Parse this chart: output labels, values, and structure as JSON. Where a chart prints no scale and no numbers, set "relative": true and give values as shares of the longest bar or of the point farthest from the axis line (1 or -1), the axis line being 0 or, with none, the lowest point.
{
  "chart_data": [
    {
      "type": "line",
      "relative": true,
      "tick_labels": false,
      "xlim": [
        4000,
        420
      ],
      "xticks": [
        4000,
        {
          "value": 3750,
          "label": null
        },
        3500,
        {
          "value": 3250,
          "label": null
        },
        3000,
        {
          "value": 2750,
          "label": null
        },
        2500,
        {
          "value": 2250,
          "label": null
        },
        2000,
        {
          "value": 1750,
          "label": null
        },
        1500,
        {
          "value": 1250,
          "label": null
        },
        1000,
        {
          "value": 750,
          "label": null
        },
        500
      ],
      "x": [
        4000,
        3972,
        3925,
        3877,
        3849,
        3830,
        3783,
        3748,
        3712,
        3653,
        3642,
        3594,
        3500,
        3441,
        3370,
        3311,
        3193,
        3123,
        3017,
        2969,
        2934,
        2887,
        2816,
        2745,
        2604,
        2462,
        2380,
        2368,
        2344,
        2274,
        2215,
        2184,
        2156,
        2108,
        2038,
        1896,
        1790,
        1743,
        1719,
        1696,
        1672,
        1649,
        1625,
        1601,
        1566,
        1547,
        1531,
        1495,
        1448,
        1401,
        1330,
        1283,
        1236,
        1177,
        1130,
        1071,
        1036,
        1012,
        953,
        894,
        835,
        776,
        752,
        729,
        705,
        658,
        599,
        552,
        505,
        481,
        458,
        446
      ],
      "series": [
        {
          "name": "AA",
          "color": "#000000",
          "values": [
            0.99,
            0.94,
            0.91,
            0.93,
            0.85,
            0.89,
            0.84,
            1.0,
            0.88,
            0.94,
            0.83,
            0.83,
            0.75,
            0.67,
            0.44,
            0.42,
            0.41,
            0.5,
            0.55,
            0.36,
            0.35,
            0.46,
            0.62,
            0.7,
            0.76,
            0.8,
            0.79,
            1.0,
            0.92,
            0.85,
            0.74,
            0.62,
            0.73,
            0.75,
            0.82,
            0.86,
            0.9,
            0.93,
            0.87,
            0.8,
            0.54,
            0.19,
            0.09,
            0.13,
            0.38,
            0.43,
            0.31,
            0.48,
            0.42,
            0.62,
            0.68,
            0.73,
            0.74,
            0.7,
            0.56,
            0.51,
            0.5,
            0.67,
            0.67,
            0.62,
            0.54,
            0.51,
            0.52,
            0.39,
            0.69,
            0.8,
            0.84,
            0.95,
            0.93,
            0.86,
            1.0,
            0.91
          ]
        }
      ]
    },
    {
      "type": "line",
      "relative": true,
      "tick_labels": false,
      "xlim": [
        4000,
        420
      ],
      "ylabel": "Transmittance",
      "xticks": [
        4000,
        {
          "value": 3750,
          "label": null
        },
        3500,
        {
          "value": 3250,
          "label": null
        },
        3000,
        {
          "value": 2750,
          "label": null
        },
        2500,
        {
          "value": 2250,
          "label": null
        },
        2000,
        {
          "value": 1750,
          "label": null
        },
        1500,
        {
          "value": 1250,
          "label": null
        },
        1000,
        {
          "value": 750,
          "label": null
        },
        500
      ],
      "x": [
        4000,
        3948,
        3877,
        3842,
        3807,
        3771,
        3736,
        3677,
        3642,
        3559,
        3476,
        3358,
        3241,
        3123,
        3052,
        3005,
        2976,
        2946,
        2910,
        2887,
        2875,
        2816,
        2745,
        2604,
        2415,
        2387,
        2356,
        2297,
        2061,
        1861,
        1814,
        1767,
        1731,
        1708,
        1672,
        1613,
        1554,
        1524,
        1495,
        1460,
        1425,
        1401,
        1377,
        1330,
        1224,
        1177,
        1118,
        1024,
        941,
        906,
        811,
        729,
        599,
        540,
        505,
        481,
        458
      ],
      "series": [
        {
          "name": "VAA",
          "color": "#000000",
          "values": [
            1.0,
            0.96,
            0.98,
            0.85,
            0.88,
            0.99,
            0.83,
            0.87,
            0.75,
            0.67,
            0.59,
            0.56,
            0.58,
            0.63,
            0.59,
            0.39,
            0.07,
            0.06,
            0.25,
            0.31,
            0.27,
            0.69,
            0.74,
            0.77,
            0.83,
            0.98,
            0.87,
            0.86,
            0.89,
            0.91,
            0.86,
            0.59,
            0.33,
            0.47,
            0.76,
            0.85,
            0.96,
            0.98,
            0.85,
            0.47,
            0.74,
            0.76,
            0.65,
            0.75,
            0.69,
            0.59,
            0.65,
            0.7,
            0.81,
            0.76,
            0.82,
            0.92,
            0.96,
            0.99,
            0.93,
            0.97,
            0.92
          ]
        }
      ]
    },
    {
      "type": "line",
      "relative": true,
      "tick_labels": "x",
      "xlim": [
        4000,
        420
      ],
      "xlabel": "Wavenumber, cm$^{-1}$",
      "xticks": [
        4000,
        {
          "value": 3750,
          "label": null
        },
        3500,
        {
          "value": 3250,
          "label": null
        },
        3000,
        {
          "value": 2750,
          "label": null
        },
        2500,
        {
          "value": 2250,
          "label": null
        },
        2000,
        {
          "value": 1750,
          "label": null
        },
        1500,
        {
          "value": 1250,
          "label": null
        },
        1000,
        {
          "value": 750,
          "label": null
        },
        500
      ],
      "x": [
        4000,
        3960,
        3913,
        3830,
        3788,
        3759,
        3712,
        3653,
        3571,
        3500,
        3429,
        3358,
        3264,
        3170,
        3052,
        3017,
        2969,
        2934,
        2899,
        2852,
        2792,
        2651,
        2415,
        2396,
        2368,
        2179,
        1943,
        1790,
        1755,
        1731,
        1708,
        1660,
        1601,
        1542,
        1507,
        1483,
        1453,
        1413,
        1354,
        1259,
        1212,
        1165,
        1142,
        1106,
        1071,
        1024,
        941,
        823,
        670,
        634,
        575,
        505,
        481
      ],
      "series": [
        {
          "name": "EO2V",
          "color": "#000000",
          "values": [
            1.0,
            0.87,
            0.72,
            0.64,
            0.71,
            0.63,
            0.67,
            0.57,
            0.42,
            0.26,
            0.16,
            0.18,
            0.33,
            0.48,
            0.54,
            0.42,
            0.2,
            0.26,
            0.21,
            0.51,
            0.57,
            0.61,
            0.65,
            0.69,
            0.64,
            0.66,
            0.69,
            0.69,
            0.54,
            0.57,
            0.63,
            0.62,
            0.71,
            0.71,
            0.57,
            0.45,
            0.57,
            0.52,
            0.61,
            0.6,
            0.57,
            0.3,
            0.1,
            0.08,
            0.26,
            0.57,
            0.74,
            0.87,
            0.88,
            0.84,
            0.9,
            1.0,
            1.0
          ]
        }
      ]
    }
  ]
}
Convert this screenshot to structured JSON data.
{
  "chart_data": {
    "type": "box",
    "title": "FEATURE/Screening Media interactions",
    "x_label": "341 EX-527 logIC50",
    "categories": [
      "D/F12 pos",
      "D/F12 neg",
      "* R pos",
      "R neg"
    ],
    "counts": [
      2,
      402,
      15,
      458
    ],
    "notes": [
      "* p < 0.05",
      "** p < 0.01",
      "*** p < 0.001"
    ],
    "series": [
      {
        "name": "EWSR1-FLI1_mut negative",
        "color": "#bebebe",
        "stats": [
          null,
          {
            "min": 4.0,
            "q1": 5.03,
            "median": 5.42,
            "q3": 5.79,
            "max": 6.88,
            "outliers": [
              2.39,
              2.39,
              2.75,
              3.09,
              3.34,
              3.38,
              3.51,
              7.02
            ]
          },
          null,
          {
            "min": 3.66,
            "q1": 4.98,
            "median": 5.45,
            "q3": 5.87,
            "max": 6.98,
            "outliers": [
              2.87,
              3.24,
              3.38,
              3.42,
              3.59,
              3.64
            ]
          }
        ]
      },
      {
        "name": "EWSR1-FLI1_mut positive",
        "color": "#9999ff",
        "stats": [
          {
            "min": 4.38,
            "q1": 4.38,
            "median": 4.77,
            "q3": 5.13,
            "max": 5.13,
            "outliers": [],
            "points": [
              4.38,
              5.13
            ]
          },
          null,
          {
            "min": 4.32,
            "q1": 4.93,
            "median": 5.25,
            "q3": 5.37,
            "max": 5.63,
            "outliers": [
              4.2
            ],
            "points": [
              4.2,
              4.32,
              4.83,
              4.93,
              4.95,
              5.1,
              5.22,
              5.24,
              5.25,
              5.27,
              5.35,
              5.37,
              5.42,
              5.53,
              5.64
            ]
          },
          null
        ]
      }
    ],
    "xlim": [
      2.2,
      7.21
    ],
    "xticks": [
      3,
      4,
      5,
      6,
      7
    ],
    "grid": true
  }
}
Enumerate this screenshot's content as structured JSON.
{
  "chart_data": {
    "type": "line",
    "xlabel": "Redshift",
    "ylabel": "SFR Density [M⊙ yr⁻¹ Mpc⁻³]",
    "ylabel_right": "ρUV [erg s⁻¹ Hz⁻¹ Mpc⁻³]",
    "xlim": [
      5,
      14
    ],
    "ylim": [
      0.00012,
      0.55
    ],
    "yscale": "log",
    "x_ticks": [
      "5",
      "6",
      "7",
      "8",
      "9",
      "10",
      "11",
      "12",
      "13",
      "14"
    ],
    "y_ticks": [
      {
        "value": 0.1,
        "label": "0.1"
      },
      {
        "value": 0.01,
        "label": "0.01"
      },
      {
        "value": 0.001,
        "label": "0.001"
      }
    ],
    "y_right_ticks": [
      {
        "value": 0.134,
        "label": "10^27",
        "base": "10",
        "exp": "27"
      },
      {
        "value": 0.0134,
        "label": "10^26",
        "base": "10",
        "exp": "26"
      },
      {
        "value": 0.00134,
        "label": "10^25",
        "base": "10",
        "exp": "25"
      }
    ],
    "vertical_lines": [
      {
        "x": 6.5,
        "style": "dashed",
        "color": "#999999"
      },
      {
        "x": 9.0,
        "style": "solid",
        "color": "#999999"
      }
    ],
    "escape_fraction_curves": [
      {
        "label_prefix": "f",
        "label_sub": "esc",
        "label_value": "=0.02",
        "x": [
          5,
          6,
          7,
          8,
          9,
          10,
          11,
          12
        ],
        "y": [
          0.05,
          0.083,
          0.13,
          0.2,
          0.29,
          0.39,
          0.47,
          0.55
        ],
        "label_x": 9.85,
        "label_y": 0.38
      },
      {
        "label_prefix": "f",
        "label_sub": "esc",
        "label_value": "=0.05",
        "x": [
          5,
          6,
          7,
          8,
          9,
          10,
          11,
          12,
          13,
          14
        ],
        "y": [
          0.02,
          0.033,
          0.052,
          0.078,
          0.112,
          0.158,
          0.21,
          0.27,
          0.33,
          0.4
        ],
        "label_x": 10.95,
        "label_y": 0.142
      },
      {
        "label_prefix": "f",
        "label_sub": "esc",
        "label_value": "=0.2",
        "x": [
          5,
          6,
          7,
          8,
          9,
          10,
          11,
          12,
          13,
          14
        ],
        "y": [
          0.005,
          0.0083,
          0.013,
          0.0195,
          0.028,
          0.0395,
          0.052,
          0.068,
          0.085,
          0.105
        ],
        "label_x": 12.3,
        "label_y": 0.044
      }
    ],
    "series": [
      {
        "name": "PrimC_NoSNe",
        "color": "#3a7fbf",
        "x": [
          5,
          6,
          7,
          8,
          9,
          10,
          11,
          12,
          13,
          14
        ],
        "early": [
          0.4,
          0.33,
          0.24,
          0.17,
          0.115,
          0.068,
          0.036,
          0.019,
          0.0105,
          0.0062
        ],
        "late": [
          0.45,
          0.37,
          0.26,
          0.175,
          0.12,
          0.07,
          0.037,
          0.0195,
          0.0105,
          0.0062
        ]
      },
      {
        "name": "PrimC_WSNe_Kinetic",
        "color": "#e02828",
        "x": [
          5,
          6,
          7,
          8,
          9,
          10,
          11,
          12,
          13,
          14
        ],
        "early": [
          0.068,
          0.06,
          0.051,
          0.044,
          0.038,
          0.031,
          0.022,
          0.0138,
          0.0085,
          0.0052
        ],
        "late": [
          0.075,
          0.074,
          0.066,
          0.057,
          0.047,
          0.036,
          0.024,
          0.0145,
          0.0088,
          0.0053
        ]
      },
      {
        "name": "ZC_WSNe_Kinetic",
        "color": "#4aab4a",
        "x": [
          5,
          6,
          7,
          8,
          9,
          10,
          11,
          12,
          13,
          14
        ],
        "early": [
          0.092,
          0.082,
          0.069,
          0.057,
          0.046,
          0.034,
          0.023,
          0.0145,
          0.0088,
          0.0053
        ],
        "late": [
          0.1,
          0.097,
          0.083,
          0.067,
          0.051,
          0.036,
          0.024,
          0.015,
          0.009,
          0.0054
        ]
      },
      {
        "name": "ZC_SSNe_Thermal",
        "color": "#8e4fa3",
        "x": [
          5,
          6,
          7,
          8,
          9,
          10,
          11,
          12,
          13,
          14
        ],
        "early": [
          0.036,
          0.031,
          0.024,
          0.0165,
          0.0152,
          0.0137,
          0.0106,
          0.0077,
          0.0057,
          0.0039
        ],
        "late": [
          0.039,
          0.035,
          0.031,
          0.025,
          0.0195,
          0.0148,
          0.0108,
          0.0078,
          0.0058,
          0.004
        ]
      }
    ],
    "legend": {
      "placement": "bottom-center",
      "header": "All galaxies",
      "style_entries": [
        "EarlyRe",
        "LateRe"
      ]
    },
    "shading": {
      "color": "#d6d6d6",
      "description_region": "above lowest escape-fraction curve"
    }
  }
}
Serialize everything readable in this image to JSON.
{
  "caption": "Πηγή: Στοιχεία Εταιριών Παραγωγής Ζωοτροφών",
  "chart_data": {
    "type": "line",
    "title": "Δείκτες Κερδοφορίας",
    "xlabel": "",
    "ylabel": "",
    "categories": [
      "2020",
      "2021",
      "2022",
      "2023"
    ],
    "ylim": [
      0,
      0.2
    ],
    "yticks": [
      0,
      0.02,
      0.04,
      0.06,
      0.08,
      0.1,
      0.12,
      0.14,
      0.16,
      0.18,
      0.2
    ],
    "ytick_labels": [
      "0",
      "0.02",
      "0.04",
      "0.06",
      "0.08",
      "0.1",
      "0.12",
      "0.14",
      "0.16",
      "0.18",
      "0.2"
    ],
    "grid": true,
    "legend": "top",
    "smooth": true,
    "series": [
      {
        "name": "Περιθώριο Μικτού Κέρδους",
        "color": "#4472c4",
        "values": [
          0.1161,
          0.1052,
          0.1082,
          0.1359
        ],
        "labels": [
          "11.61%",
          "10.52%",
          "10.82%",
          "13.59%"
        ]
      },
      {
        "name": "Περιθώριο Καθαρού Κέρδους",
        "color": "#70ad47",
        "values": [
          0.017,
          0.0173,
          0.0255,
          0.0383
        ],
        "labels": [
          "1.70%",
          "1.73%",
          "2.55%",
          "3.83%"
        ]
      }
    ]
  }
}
**********
Look above for the line that holds "Serialize everything readable", then copy it and each line after it exactly, through the last line of the data.

Serialize everything readable in this image to JSON.
{
  "caption": "Πηγή: Στοιχεία Εταιριών Παραγωγής Ζωοτροφών",
  "chart_data": {
    "type": "line",
    "title": "Δείκτες Κερδοφορίας",
    "xlabel": "",
    "ylabel": "",
    "categories": [
      "2020",
      "2021",
      "2022",
      "2023"
    ],
    "ylim": [
      0,
      0.2
    ],
    "yticks": [
      0,
      0.02,
      0.04,
      0.06,
      0.08,
      0.1,
      0.12,
      0.14,
      0.16,
      0.18,
      0.2
    ],
    "ytick_labels": [
      "0",
      "0.02",
      "0.04",
      "0.06",
      "0.08",
      "0.1",
      "0.12",
      "0.14",
      "0.16",
      "0.18",
      "0.2"
    ],
    "grid": true,
    "legend": "top",
    "smooth": true,
    "series": [
      {
        "name": "Περιθώριο Μικτού Κέρδους",
        "color": "#4472c4",
        "values": [
          0.1161,
          0.1052,
          0.1082,
          0.1359
        ],
        "labels": [
          "11.61%",
          "10.52%",
          "10.82%",
          "13.59%"
        ]
      },
      {
        "name": "Περιθώριο Καθαρού Κέρδους",
        "color": "#70ad47",
        "values": [
          0.017,
          0.0173,
          0.0255,
          0.0383
        ],
        "labels": [
          "1.70%",
          "1.73%",
          "2.55%",
          "3.83%"
        ]
      }
    ]
  }
}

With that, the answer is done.